**Problem to solve**. Please copy the data word for word, from the line containing "series-label-women-ceo: نسـاء CEO" through the final line of the data, including both.
** Start of Material to process **
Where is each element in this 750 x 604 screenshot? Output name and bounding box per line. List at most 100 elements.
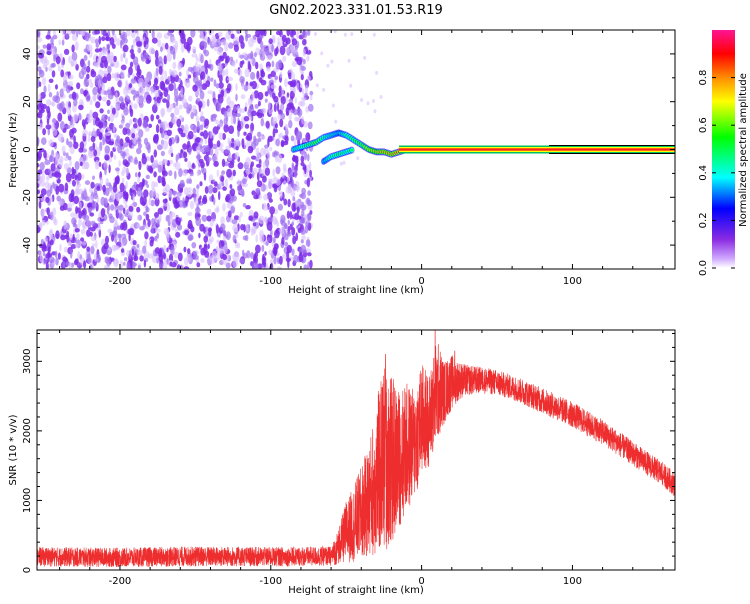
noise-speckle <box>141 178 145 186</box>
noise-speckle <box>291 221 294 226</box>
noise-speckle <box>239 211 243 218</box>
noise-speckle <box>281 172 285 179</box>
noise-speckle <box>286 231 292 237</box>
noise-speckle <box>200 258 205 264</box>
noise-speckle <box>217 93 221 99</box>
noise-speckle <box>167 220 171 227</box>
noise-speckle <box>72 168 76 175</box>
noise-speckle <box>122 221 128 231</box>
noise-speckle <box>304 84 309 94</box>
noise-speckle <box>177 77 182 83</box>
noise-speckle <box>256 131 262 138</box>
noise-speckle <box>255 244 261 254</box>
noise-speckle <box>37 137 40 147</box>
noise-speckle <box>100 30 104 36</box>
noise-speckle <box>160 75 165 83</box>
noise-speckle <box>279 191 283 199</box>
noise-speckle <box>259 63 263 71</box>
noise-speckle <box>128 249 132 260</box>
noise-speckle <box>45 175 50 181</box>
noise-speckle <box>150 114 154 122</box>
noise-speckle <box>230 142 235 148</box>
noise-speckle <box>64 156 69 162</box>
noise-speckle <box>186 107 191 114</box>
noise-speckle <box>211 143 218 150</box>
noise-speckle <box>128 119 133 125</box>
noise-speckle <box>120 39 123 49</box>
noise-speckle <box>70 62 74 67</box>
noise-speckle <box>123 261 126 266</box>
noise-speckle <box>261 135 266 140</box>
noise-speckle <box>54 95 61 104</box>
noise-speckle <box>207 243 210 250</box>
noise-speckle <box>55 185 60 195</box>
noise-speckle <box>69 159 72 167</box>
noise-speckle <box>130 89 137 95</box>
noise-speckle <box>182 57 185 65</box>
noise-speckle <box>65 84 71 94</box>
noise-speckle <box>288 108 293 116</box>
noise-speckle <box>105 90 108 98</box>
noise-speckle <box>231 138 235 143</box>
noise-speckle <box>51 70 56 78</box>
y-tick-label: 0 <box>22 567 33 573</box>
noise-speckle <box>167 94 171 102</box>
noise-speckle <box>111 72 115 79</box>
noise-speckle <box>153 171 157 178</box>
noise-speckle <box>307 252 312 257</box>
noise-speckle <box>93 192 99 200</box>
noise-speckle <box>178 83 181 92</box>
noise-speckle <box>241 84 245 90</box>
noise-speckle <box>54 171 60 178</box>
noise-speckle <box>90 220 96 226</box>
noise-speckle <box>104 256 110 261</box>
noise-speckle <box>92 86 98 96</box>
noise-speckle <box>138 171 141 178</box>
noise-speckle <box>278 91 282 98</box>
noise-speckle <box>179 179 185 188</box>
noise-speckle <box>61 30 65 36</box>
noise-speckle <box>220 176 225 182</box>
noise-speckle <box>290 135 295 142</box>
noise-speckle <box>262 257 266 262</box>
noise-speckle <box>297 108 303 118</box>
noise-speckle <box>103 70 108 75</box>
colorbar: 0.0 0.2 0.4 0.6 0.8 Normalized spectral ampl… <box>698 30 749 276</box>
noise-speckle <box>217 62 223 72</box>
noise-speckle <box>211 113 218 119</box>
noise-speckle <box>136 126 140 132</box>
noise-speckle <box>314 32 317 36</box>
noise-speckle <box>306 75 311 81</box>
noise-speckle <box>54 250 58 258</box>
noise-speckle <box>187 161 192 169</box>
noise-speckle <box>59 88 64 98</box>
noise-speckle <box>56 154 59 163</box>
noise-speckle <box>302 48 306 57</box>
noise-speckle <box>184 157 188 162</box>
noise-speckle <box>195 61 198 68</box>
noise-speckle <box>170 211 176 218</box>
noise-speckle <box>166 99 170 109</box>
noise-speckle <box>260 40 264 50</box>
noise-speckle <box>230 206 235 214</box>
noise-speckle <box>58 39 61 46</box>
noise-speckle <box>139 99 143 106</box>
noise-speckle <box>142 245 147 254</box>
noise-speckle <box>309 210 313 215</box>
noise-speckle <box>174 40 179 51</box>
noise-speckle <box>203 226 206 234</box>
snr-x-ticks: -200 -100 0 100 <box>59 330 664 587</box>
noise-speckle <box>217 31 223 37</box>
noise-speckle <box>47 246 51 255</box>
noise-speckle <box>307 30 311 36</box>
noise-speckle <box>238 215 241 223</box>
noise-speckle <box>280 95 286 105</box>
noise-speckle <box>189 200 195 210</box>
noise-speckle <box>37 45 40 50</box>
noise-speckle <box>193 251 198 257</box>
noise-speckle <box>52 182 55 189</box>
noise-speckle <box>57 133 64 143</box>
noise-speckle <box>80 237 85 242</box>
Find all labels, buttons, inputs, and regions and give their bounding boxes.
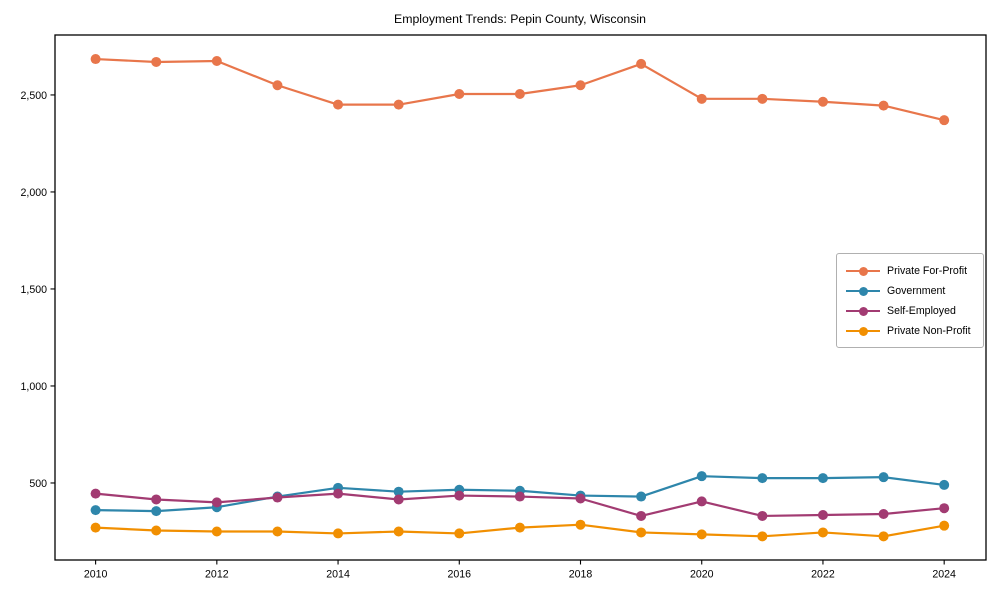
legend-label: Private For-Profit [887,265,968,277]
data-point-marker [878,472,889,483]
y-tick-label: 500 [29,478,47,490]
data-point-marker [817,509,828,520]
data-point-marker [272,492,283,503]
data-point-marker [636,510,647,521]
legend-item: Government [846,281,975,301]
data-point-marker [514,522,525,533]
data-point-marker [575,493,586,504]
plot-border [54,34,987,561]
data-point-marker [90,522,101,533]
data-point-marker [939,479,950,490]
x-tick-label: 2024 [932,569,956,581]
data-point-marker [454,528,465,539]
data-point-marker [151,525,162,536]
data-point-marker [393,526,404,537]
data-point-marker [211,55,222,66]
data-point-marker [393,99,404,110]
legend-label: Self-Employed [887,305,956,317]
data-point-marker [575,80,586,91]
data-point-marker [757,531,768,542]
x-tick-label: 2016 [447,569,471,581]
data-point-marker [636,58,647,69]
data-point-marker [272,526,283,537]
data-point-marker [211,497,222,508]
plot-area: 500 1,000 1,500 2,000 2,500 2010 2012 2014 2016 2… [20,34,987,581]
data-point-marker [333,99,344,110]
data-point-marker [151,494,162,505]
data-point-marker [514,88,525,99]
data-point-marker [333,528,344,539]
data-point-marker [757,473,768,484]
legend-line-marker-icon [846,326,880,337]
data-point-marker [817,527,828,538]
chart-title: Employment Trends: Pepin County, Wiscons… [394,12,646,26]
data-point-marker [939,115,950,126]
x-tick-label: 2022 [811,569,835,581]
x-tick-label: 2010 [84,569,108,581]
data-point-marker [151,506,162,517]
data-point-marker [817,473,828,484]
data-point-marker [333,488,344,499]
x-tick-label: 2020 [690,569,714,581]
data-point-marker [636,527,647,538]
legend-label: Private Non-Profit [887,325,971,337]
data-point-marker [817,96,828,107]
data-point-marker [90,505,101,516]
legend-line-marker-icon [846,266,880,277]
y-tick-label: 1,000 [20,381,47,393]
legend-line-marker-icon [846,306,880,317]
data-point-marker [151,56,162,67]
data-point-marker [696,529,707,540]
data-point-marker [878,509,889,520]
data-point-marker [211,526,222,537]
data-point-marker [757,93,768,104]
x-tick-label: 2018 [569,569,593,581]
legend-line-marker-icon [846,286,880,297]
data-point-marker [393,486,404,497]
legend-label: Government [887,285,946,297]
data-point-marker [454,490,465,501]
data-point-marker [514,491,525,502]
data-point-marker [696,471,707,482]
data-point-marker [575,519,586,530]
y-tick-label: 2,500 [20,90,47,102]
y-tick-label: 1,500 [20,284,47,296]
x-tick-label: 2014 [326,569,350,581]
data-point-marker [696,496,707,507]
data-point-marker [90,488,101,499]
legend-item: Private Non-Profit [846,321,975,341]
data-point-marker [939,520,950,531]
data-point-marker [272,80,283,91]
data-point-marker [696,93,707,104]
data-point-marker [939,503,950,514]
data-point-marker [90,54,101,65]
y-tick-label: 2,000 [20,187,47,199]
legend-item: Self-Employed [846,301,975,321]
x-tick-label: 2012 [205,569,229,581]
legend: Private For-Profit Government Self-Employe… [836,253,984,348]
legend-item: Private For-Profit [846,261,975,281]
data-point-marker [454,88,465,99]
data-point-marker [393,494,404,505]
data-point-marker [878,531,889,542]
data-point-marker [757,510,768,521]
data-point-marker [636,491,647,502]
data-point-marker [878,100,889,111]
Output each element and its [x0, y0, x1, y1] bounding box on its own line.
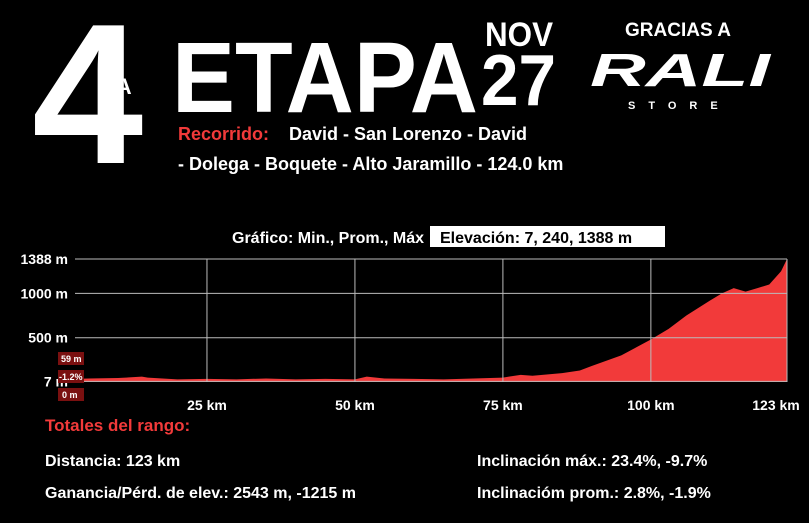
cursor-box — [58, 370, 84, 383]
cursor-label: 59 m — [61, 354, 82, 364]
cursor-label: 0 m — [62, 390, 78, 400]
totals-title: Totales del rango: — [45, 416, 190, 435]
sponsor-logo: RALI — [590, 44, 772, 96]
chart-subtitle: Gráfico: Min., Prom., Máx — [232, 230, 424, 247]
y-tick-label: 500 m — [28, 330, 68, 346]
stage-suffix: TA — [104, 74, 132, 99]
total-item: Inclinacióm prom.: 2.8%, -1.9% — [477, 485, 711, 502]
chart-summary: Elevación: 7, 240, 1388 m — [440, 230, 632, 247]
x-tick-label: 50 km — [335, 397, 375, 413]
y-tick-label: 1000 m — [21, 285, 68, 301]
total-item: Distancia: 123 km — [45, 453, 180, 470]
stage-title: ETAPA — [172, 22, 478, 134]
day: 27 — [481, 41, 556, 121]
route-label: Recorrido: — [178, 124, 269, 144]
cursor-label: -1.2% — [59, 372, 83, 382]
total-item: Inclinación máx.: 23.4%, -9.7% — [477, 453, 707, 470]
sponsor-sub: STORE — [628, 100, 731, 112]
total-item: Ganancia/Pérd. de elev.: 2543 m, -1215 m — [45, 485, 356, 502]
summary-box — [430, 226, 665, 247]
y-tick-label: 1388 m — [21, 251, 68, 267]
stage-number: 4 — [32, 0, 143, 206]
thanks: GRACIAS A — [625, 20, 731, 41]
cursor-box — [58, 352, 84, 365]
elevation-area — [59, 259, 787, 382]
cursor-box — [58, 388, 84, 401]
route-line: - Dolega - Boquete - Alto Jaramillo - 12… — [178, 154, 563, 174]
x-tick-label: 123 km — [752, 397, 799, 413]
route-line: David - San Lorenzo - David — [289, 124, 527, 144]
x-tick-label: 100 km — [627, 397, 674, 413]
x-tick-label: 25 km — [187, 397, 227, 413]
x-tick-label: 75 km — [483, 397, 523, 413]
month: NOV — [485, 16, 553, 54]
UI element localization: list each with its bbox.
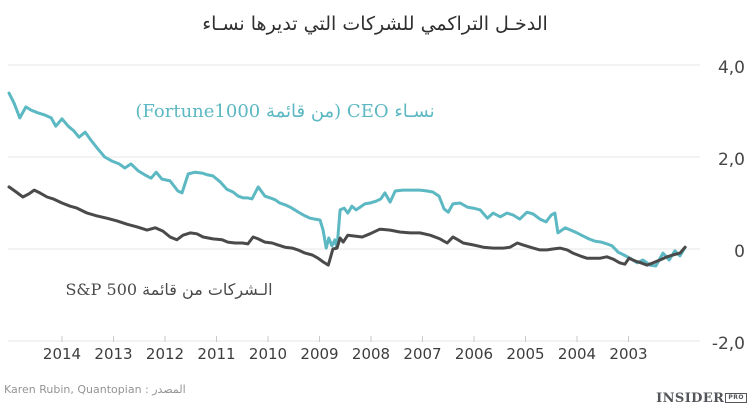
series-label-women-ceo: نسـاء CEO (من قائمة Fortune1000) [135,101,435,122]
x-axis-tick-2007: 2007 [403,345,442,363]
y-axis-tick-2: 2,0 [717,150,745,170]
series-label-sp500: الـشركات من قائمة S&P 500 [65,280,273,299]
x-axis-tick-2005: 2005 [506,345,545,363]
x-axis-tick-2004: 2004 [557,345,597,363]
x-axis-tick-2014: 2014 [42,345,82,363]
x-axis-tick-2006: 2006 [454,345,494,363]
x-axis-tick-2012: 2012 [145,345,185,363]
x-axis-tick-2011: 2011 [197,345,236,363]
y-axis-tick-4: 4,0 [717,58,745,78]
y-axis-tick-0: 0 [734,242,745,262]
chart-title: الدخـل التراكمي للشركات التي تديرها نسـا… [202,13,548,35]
** End of Material to process **
**Worked solution**.
series-label-women-ceo: نسـاء CEO (من قائمة Fortune1000) [135,101,435,122]
x-axis-tick-2007: 2007 [403,345,442,363]
y-axis-tick-2: 2,0 [717,150,745,170]
series-label-sp500: الـشركات من قائمة S&P 500 [65,280,273,299]
x-axis-tick-2005: 2005 [506,345,545,363]
x-axis-tick-2004: 2004 [557,345,597,363]
x-axis-tick-2014: 2014 [42,345,82,363]
x-axis-tick-2006: 2006 [454,345,494,363]
x-axis-tick-2012: 2012 [145,345,185,363]
x-axis-tick-2011: 2011 [197,345,236,363]
y-axis-tick-4: 4,0 [717,58,745,78]
y-axis-tick-0: 0 [734,242,745,262]
chart-title: الدخـل التراكمي للشركات التي تديرها نسـا… [202,13,548,35]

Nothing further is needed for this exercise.